__TASK DETAILS__:
Repeat the entries below exactly. Drop the pictures.

__MATERIAL FOR THIS EXERCISE__:
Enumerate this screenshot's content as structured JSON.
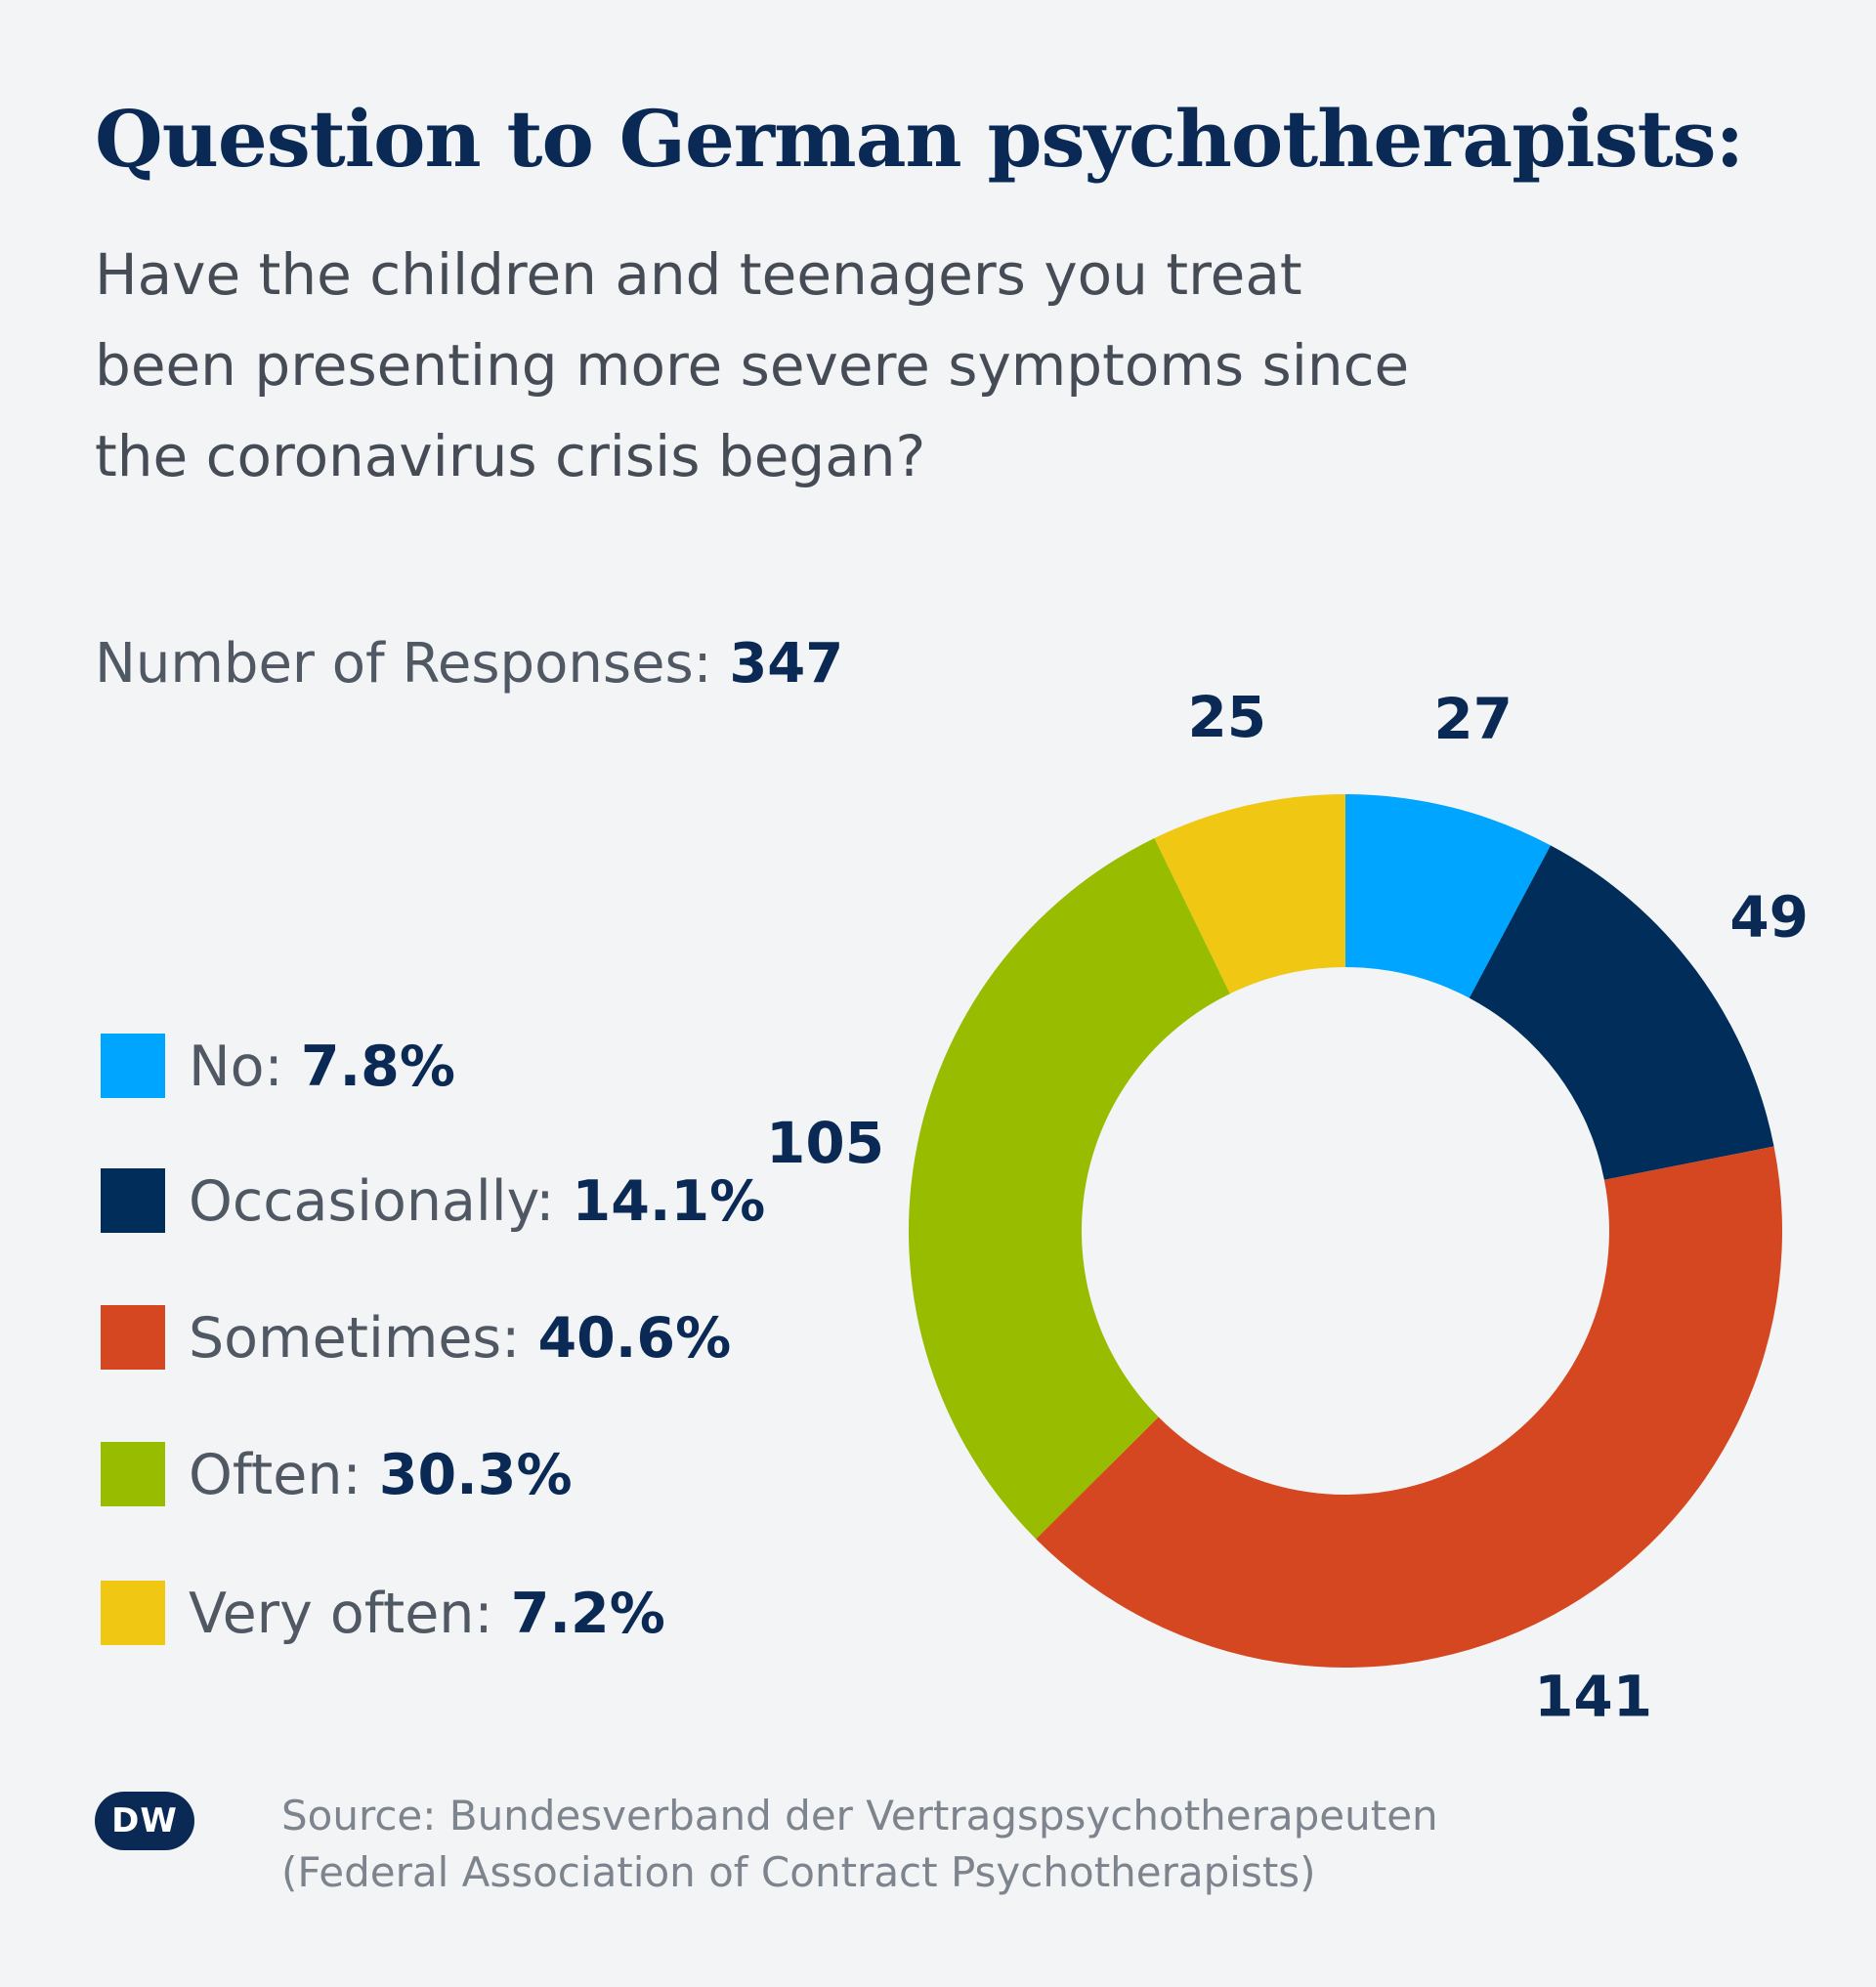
{
  "title": "Question to German psychotherapists:",
  "question_lines": [
    "Have the children and teenagers you treat",
    "been presenting more severe symptoms since",
    "the coronavirus crisis began?"
  ],
  "responses": {
    "label": "Number of Responses:",
    "value": "347"
  },
  "chart_data": {
    "type": "pie",
    "style": "donut",
    "title": "Question to German psychotherapists:",
    "subtitle": "Have the children and teenagers you treat been presenting more severe symptoms since the coronavirus crisis began?",
    "total_responses": 347,
    "categories": [
      "No",
      "Occasionally",
      "Sometimes",
      "Often",
      "Very often"
    ],
    "values": [
      27,
      49,
      141,
      105,
      25
    ],
    "percent_labels": [
      "7.8%",
      "14.1%",
      "40.6%",
      "30.3%",
      "7.2%"
    ],
    "value_labels": [
      "27",
      "49",
      "141",
      "105",
      "25"
    ],
    "colors": [
      "#00a5ff",
      "#002d5a",
      "#d54720",
      "#98bc00",
      "#f0c814"
    ],
    "legend_position": "left",
    "start": "top, clockwise"
  },
  "source": {
    "line1": "Source: Bundesverband der Vertragspsychotherapeuten",
    "line2": "(Federal Association of Contract Psychotherapists)"
  },
  "logo": "DW"
}
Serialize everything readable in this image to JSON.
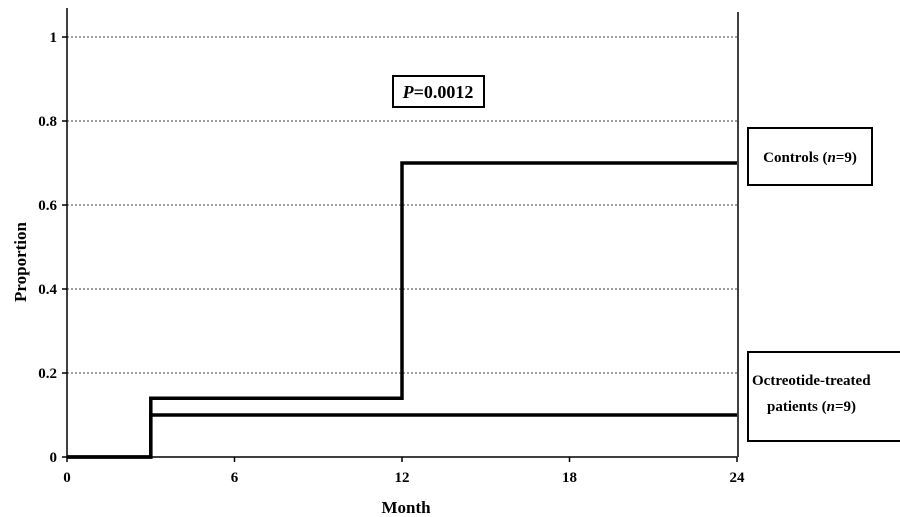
{
  "chart_data": {
    "type": "line",
    "step": true,
    "title": "",
    "xlabel": "Month",
    "ylabel": "Proportion",
    "xlim": [
      0,
      24
    ],
    "ylim": [
      0,
      1
    ],
    "xticks": [
      0,
      6,
      12,
      18,
      24
    ],
    "xtick_labels": [
      "0",
      "6",
      "12",
      "18",
      "24"
    ],
    "yticks": [
      0,
      0.2,
      0.4,
      0.6,
      0.8,
      1
    ],
    "ytick_labels": [
      "0",
      "0.2",
      "0.4",
      "0.6",
      "0.8",
      "1"
    ],
    "grid": "horizontal-dashed",
    "annotation": {
      "prefix": "P",
      "value": "=0.0012"
    },
    "series": [
      {
        "name": "Controls (n=9)",
        "label_parts": {
          "lead": "Controls (",
          "n": "n",
          "rest": "=9)"
        },
        "x": [
          0,
          3,
          3,
          12,
          12,
          24
        ],
        "y": [
          0,
          0,
          0.14,
          0.14,
          0.7,
          0.7
        ]
      },
      {
        "name": "Octreotide-treated patients (n=9)",
        "label_parts": {
          "line1": "Octreotide-treated",
          "lead": "patients (",
          "n": "n",
          "rest": "=9)"
        },
        "x": [
          0,
          3,
          3,
          24
        ],
        "y": [
          0,
          0,
          0.1,
          0.1
        ]
      }
    ]
  }
}
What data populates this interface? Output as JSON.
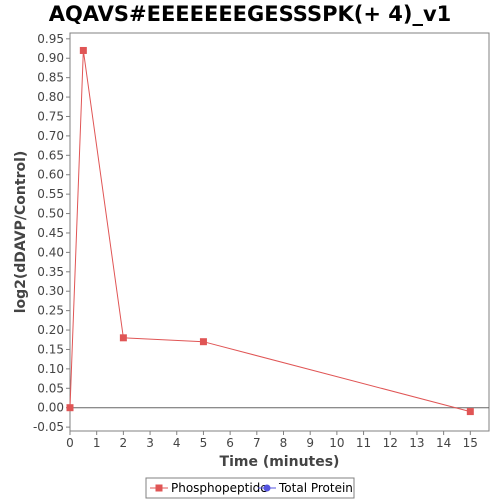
{
  "chart_data": {
    "type": "line",
    "title": "AQAVS#EEEEEEEGESSSPK(+ 4)_v1",
    "xlabel": "Time (minutes)",
    "ylabel": "log2(dDAVP/Control)",
    "xlim": [
      0,
      15.7
    ],
    "ylim": [
      -0.06,
      0.965
    ],
    "x_ticks": [
      0,
      1,
      2,
      3,
      4,
      5,
      6,
      7,
      8,
      9,
      10,
      11,
      12,
      13,
      14,
      15
    ],
    "y_ticks": [
      -0.05,
      0.0,
      0.05,
      0.1,
      0.15,
      0.2,
      0.25,
      0.3,
      0.35,
      0.4,
      0.45,
      0.5,
      0.55,
      0.6,
      0.65,
      0.7,
      0.75,
      0.8,
      0.85,
      0.9,
      0.95
    ],
    "grid": false,
    "zero_line": true,
    "legend_position": "bottom",
    "series": [
      {
        "name": "Phosphopeptide",
        "color": "#e05555",
        "marker": "square",
        "x": [
          0,
          0.5,
          2,
          5,
          15
        ],
        "y": [
          0.0,
          0.92,
          0.18,
          0.17,
          -0.01
        ]
      },
      {
        "name": "Total Protein",
        "color": "#5555e0",
        "marker": "circle",
        "x": [],
        "y": []
      }
    ]
  }
}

__FINAL ANSWER__:
Enumerate this screenshot's content as structured JSON.
{
  "title": "Question to German psychotherapists:",
  "question_lines": [
    "Have the children and teenagers you treat",
    "been presenting more severe symptoms since",
    "the coronavirus crisis began?"
  ],
  "responses": {
    "label": "Number of Responses:",
    "value": "347"
  },
  "chart_data": {
    "type": "pie",
    "style": "donut",
    "title": "Question to German psychotherapists:",
    "subtitle": "Have the children and teenagers you treat been presenting more severe symptoms since the coronavirus crisis began?",
    "total_responses": 347,
    "categories": [
      "No",
      "Occasionally",
      "Sometimes",
      "Often",
      "Very often"
    ],
    "values": [
      27,
      49,
      141,
      105,
      25
    ],
    "percent_labels": [
      "7.8%",
      "14.1%",
      "40.6%",
      "30.3%",
      "7.2%"
    ],
    "value_labels": [
      "27",
      "49",
      "141",
      "105",
      "25"
    ],
    "colors": [
      "#00a5ff",
      "#002d5a",
      "#d54720",
      "#98bc00",
      "#f0c814"
    ],
    "legend_position": "left",
    "start": "top, clockwise"
  },
  "source": {
    "line1": "Source: Bundesverband der Vertragspsychotherapeuten",
    "line2": "(Federal Association of Contract Psychotherapists)"
  },
  "logo": "DW"
}
Serialize everything readable in this image to JSON.
{
  "chart_data": {
    "type": "line",
    "step": true,
    "title": "",
    "xlabel": "Month",
    "ylabel": "Proportion",
    "xlim": [
      0,
      24
    ],
    "ylim": [
      0,
      1
    ],
    "xticks": [
      0,
      6,
      12,
      18,
      24
    ],
    "xtick_labels": [
      "0",
      "6",
      "12",
      "18",
      "24"
    ],
    "yticks": [
      0,
      0.2,
      0.4,
      0.6,
      0.8,
      1
    ],
    "ytick_labels": [
      "0",
      "0.2",
      "0.4",
      "0.6",
      "0.8",
      "1"
    ],
    "grid": "horizontal-dashed",
    "annotation": {
      "prefix": "P",
      "value": "=0.0012"
    },
    "series": [
      {
        "name": "Controls (n=9)",
        "label_parts": {
          "lead": "Controls (",
          "n": "n",
          "rest": "=9)"
        },
        "x": [
          0,
          3,
          3,
          12,
          12,
          24
        ],
        "y": [
          0,
          0,
          0.14,
          0.14,
          0.7,
          0.7
        ]
      },
      {
        "name": "Octreotide-treated patients (n=9)",
        "label_parts": {
          "line1": "Octreotide-treated",
          "lead": "patients (",
          "n": "n",
          "rest": "=9)"
        },
        "x": [
          0,
          3,
          3,
          24
        ],
        "y": [
          0,
          0,
          0.1,
          0.1
        ]
      }
    ]
  }
}
What data populates this interface? Output as JSON.
{
  "chart_data": {
    "type": "line",
    "title": "AQAVS#EEEEEEEGESSSPK(+ 4)_v1",
    "xlabel": "Time (minutes)",
    "ylabel": "log2(dDAVP/Control)",
    "xlim": [
      0,
      15.7
    ],
    "ylim": [
      -0.06,
      0.965
    ],
    "x_ticks": [
      0,
      1,
      2,
      3,
      4,
      5,
      6,
      7,
      8,
      9,
      10,
      11,
      12,
      13,
      14,
      15
    ],
    "y_ticks": [
      -0.05,
      0.0,
      0.05,
      0.1,
      0.15,
      0.2,
      0.25,
      0.3,
      0.35,
      0.4,
      0.45,
      0.5,
      0.55,
      0.6,
      0.65,
      0.7,
      0.75,
      0.8,
      0.85,
      0.9,
      0.95
    ],
    "grid": false,
    "zero_line": true,
    "legend_position": "bottom",
    "series": [
      {
        "name": "Phosphopeptide",
        "color": "#e05555",
        "marker": "square",
        "x": [
          0,
          0.5,
          2,
          5,
          15
        ],
        "y": [
          0.0,
          0.92,
          0.18,
          0.17,
          -0.01
        ]
      },
      {
        "name": "Total Protein",
        "color": "#5555e0",
        "marker": "circle",
        "x": [],
        "y": []
      }
    ]
  }
}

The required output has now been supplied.